• YOUR OBJECTIVE: Output every entry exactly as written, but omit the pictures.

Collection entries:
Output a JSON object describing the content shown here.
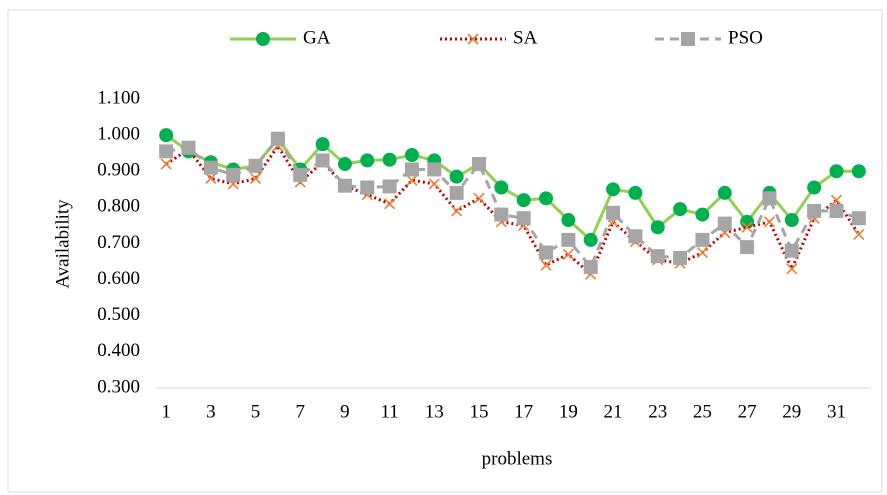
{
  "chart_data": {
    "type": "line",
    "y_label": "Availability",
    "x_label": "problems",
    "categories": [
      1,
      null,
      3,
      null,
      5,
      null,
      7,
      null,
      9,
      null,
      11,
      null,
      13,
      null,
      15,
      null,
      17,
      null,
      19,
      null,
      21,
      null,
      23,
      null,
      25,
      null,
      27,
      null,
      29,
      null,
      31,
      null
    ],
    "series": [
      {
        "name": "GA",
        "color": "#92d050",
        "marker_color": "#00b050",
        "marker": "circle",
        "line_style": "solid",
        "values": [
          1.0,
          0.955,
          0.925,
          0.905,
          0.915,
          0.99,
          0.905,
          0.975,
          0.92,
          0.93,
          0.932,
          0.945,
          0.93,
          0.885,
          0.92,
          0.855,
          0.82,
          0.825,
          0.765,
          0.71,
          0.85,
          0.84,
          0.745,
          0.795,
          0.78,
          0.84,
          0.76,
          0.84,
          0.765,
          0.855,
          0.9,
          0.9
        ]
      },
      {
        "name": "SA",
        "color": "#c00000",
        "marker_color": "#ed7d31",
        "marker": "x",
        "line_style": "dotted",
        "values": [
          0.92,
          0.96,
          0.88,
          0.865,
          0.88,
          0.97,
          0.87,
          0.925,
          0.86,
          0.835,
          0.81,
          0.875,
          0.865,
          0.79,
          0.825,
          0.76,
          0.75,
          0.64,
          0.67,
          0.615,
          0.76,
          0.705,
          0.655,
          0.645,
          0.675,
          0.73,
          0.745,
          0.76,
          0.63,
          0.77,
          0.82,
          0.725
        ]
      },
      {
        "name": "PSO",
        "color": "#a5a5a5",
        "marker_color": "#a5a5a5",
        "marker": "square",
        "line_style": "dashed",
        "values": [
          0.955,
          0.965,
          0.91,
          0.89,
          0.915,
          0.99,
          0.89,
          0.93,
          0.86,
          0.855,
          0.858,
          0.905,
          0.905,
          0.84,
          0.92,
          0.78,
          0.77,
          0.675,
          0.71,
          0.635,
          0.785,
          0.72,
          0.665,
          0.66,
          0.71,
          0.755,
          0.69,
          0.825,
          0.68,
          0.79,
          0.79,
          0.77
        ]
      }
    ],
    "ylim": [
      0.3,
      1.1
    ],
    "yticks": [
      {
        "value": 0.3,
        "label": "0.300"
      },
      {
        "value": 0.4,
        "label": "0.400"
      },
      {
        "value": 0.5,
        "label": "0.500"
      },
      {
        "value": 0.6,
        "label": "0.600"
      },
      {
        "value": 0.7,
        "label": "0.700"
      },
      {
        "value": 0.8,
        "label": "0.800"
      },
      {
        "value": 0.9,
        "label": "0.900"
      },
      {
        "value": 1.0,
        "label": "1.000"
      },
      {
        "value": 1.1,
        "label": "1.100"
      }
    ],
    "grid": false,
    "legend": "top"
  }
}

• SOLUTION TO THE PROBLEM:
Output a JSON object describing the content shown here.
{
  "chart_data": {
    "type": "line",
    "y_label": "Availability",
    "x_label": "problems",
    "categories": [
      1,
      null,
      3,
      null,
      5,
      null,
      7,
      null,
      9,
      null,
      11,
      null,
      13,
      null,
      15,
      null,
      17,
      null,
      19,
      null,
      21,
      null,
      23,
      null,
      25,
      null,
      27,
      null,
      29,
      null,
      31,
      null
    ],
    "series": [
      {
        "name": "GA",
        "color": "#92d050",
        "marker_color": "#00b050",
        "marker": "circle",
        "line_style": "solid",
        "values": [
          1.0,
          0.955,
          0.925,
          0.905,
          0.915,
          0.99,
          0.905,
          0.975,
          0.92,
          0.93,
          0.932,
          0.945,
          0.93,
          0.885,
          0.92,
          0.855,
          0.82,
          0.825,
          0.765,
          0.71,
          0.85,
          0.84,
          0.745,
          0.795,
          0.78,
          0.84,
          0.76,
          0.84,
          0.765,
          0.855,
          0.9,
          0.9
        ]
      },
      {
        "name": "SA",
        "color": "#c00000",
        "marker_color": "#ed7d31",
        "marker": "x",
        "line_style": "dotted",
        "values": [
          0.92,
          0.96,
          0.88,
          0.865,
          0.88,
          0.97,
          0.87,
          0.925,
          0.86,
          0.835,
          0.81,
          0.875,
          0.865,
          0.79,
          0.825,
          0.76,
          0.75,
          0.64,
          0.67,
          0.615,
          0.76,
          0.705,
          0.655,
          0.645,
          0.675,
          0.73,
          0.745,
          0.76,
          0.63,
          0.77,
          0.82,
          0.725
        ]
      },
      {
        "name": "PSO",
        "color": "#a5a5a5",
        "marker_color": "#a5a5a5",
        "marker": "square",
        "line_style": "dashed",
        "values": [
          0.955,
          0.965,
          0.91,
          0.89,
          0.915,
          0.99,
          0.89,
          0.93,
          0.86,
          0.855,
          0.858,
          0.905,
          0.905,
          0.84,
          0.92,
          0.78,
          0.77,
          0.675,
          0.71,
          0.635,
          0.785,
          0.72,
          0.665,
          0.66,
          0.71,
          0.755,
          0.69,
          0.825,
          0.68,
          0.79,
          0.79,
          0.77
        ]
      }
    ],
    "ylim": [
      0.3,
      1.1
    ],
    "yticks": [
      {
        "value": 0.3,
        "label": "0.300"
      },
      {
        "value": 0.4,
        "label": "0.400"
      },
      {
        "value": 0.5,
        "label": "0.500"
      },
      {
        "value": 0.6,
        "label": "0.600"
      },
      {
        "value": 0.7,
        "label": "0.700"
      },
      {
        "value": 0.8,
        "label": "0.800"
      },
      {
        "value": 0.9,
        "label": "0.900"
      },
      {
        "value": 1.0,
        "label": "1.000"
      },
      {
        "value": 1.1,
        "label": "1.100"
      }
    ],
    "grid": false,
    "legend": "top"
  }
}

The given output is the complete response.